THE PROBLEM ▸ Transcribe the listing that follows in full, omitting pictures.

RECORDS SHOWN ▸
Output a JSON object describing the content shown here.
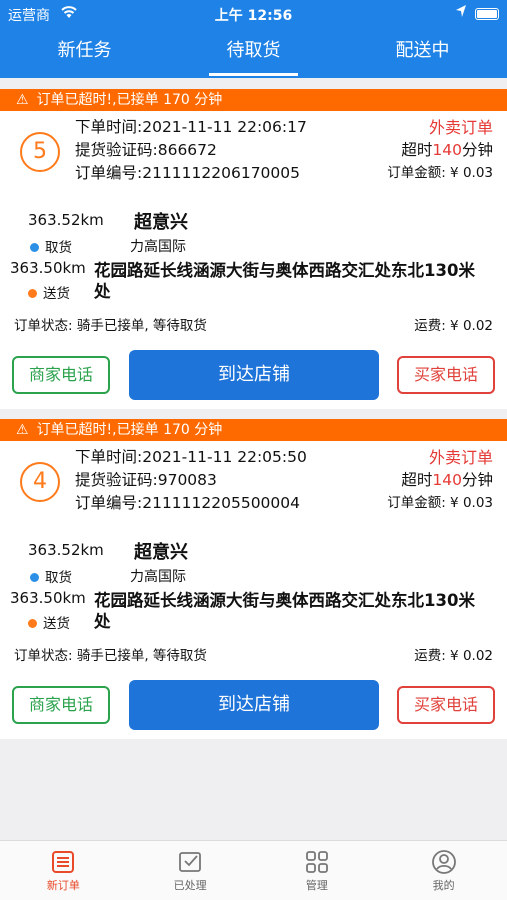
{
  "status_bar": {
    "carrier": "运营商",
    "time": "上午 12:56"
  },
  "tabs": [
    {
      "label": "新任务"
    },
    {
      "label": "待取货"
    },
    {
      "label": "配送中"
    }
  ],
  "orders": [
    {
      "alert": "订单已超时!,已接单 170 分钟",
      "seq": "5",
      "order_time": "下单时间:2021-11-11 22:06:17",
      "pickup_code": "提货验证码:866672",
      "order_no": "订单编号:2111112206170005",
      "type": "外卖订单",
      "overtime_prefix": "超时",
      "overtime_value": "140",
      "overtime_suffix": "分钟",
      "amount": "订单金额: ¥ 0.03",
      "pickup_distance": "363.52km",
      "shop_name": "超意兴",
      "pickup_tag": "取货",
      "pickup_place": "力高国际",
      "deliver_distance": "363.50km",
      "deliver_tag": "送货",
      "deliver_address": "花园路延长线涵源大街与奥体西路交汇处东北130米处",
      "status": "订单状态: 骑手已接单, 等待取货",
      "fee": "运费: ¥ 0.02",
      "btn_merchant": "商家电话",
      "btn_arrive": "到达店铺",
      "btn_buyer": "买家电话"
    },
    {
      "alert": "订单已超时!,已接单 170 分钟",
      "seq": "4",
      "order_time": "下单时间:2021-11-11 22:05:50",
      "pickup_code": "提货验证码:970083",
      "order_no": "订单编号:2111112205500004",
      "type": "外卖订单",
      "overtime_prefix": "超时",
      "overtime_value": "140",
      "overtime_suffix": "分钟",
      "amount": "订单金额: ¥ 0.03",
      "pickup_distance": "363.52km",
      "shop_name": "超意兴",
      "pickup_tag": "取货",
      "pickup_place": "力高国际",
      "deliver_distance": "363.50km",
      "deliver_tag": "送货",
      "deliver_address": "花园路延长线涵源大街与奥体西路交汇处东北130米处",
      "status": "订单状态: 骑手已接单, 等待取货",
      "fee": "运费: ¥ 0.02",
      "btn_merchant": "商家电话",
      "btn_arrive": "到达店铺",
      "btn_buyer": "买家电话"
    }
  ],
  "bottom_nav": [
    {
      "label": "新订单",
      "icon": "list-icon"
    },
    {
      "label": "已处理",
      "icon": "check-box-icon"
    },
    {
      "label": "管理",
      "icon": "grid-icon"
    },
    {
      "label": "我的",
      "icon": "user-icon"
    }
  ],
  "colors": {
    "brand_blue": "#1e82e6",
    "alert_orange": "#ff6a00",
    "accent_red": "#e53935",
    "merchant_green": "#2ba24c",
    "pickup_dot": "#2b8fe6",
    "deliver_dot": "#ff7a1a"
  }
}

RESULT OF THIS TASK ▸
Output a JSON object describing the content shown here.
{
  "status_bar": {
    "carrier": "运营商",
    "time": "上午 12:56"
  },
  "tabs": [
    {
      "label": "新任务"
    },
    {
      "label": "待取货"
    },
    {
      "label": "配送中"
    }
  ],
  "orders": [
    {
      "alert": "订单已超时!,已接单 170 分钟",
      "seq": "5",
      "order_time": "下单时间:2021-11-11 22:06:17",
      "pickup_code": "提货验证码:866672",
      "order_no": "订单编号:2111112206170005",
      "type": "外卖订单",
      "overtime_prefix": "超时",
      "overtime_value": "140",
      "overtime_suffix": "分钟",
      "amount": "订单金额: ¥ 0.03",
      "pickup_distance": "363.52km",
      "shop_name": "超意兴",
      "pickup_tag": "取货",
      "pickup_place": "力高国际",
      "deliver_distance": "363.50km",
      "deliver_tag": "送货",
      "deliver_address": "花园路延长线涵源大街与奥体西路交汇处东北130米处",
      "status": "订单状态: 骑手已接单, 等待取货",
      "fee": "运费: ¥ 0.02",
      "btn_merchant": "商家电话",
      "btn_arrive": "到达店铺",
      "btn_buyer": "买家电话"
    },
    {
      "alert": "订单已超时!,已接单 170 分钟",
      "seq": "4",
      "order_time": "下单时间:2021-11-11 22:05:50",
      "pickup_code": "提货验证码:970083",
      "order_no": "订单编号:2111112205500004",
      "type": "外卖订单",
      "overtime_prefix": "超时",
      "overtime_value": "140",
      "overtime_suffix": "分钟",
      "amount": "订单金额: ¥ 0.03",
      "pickup_distance": "363.52km",
      "shop_name": "超意兴",
      "pickup_tag": "取货",
      "pickup_place": "力高国际",
      "deliver_distance": "363.50km",
      "deliver_tag": "送货",
      "deliver_address": "花园路延长线涵源大街与奥体西路交汇处东北130米处",
      "status": "订单状态: 骑手已接单, 等待取货",
      "fee": "运费: ¥ 0.02",
      "btn_merchant": "商家电话",
      "btn_arrive": "到达店铺",
      "btn_buyer": "买家电话"
    }
  ],
  "bottom_nav": [
    {
      "label": "新订单",
      "icon": "list-icon"
    },
    {
      "label": "已处理",
      "icon": "check-box-icon"
    },
    {
      "label": "管理",
      "icon": "grid-icon"
    },
    {
      "label": "我的",
      "icon": "user-icon"
    }
  ],
  "colors": {
    "brand_blue": "#1e82e6",
    "alert_orange": "#ff6a00",
    "accent_red": "#e53935",
    "merchant_green": "#2ba24c",
    "pickup_dot": "#2b8fe6",
    "deliver_dot": "#ff7a1a"
  }
}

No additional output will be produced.